Layout annotation data

::::::::::

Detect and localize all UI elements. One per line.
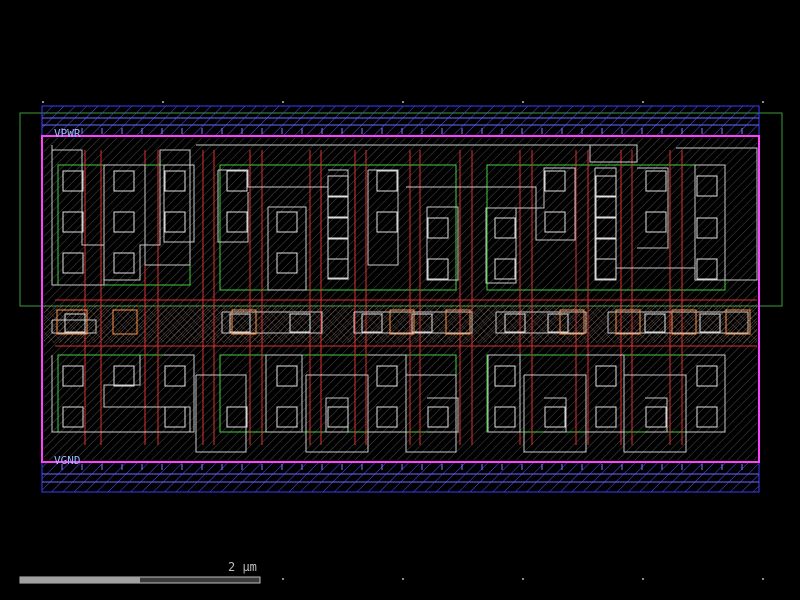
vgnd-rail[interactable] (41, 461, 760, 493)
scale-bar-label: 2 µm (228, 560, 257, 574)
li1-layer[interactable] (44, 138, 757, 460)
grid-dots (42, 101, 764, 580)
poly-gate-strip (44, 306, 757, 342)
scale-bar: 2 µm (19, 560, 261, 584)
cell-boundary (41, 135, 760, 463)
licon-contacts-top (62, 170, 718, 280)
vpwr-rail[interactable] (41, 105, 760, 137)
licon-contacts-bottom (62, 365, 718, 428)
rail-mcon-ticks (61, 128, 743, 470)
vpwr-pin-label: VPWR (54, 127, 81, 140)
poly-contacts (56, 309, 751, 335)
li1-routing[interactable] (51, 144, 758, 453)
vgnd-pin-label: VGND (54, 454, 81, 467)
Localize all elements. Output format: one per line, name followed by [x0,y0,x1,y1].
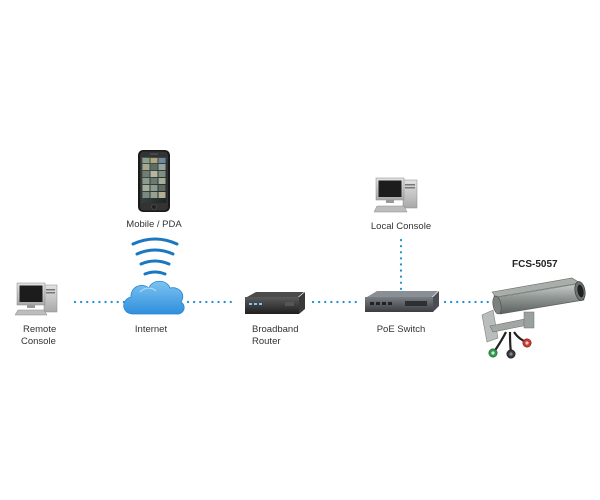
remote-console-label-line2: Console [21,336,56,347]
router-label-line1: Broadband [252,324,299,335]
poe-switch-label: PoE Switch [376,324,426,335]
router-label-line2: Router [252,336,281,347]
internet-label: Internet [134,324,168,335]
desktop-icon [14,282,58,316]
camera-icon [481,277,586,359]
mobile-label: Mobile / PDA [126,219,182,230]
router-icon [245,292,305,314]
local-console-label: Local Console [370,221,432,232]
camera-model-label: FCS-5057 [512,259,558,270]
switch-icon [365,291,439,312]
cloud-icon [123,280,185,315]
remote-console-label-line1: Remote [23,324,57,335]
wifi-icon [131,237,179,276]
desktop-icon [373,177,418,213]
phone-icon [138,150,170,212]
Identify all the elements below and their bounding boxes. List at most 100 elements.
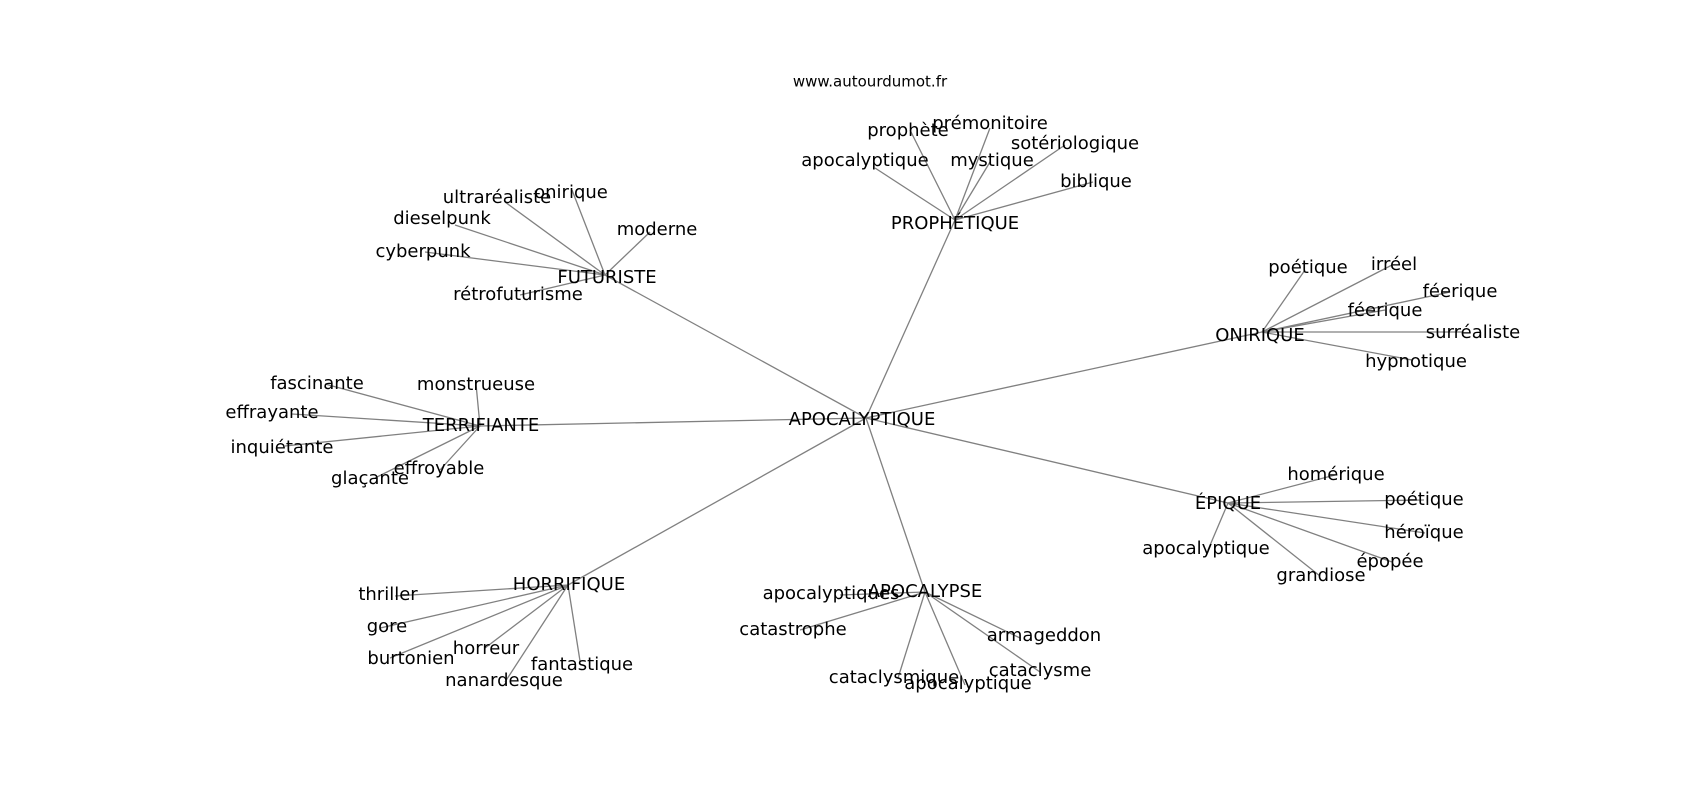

::::::::::

Task objective> Render the listing as a JSON list of strings, one string per line with blank lines left out, starting at its first line and ending at the line that contains "vgnd-pin-label: VGND (54, 454, 81, 467)". Leave the pictures out.

Response>
[
  "Detect and localize all UI elements. One per line.",
  "vgnd-rail[interactable] (41, 461, 760, 493)",
  "scale-bar-label: 2 µm (228, 560, 257, 574)",
  "li1-layer[interactable] (44, 138, 757, 460)",
  "grid-dots (42, 101, 764, 580)",
  "poly-gate-strip (44, 306, 757, 342)",
  "scale-bar: 2 µm (19, 560, 261, 584)",
  "cell-boundary (41, 135, 760, 463)",
  "licon-contacts-top (62, 170, 718, 280)",
  "vpwr-rail[interactable] (41, 105, 760, 137)",
  "licon-contacts-bottom (62, 365, 718, 428)",
  "rail-mcon-ticks (61, 128, 743, 470)",
  "vpwr-pin-label: VPWR (54, 127, 81, 140)",
  "poly-contacts (56, 309, 751, 335)",
  "li1-routing[interactable] (51, 144, 758, 453)",
  "vgnd-pin-label: VGND (54, 454, 81, 467)"
]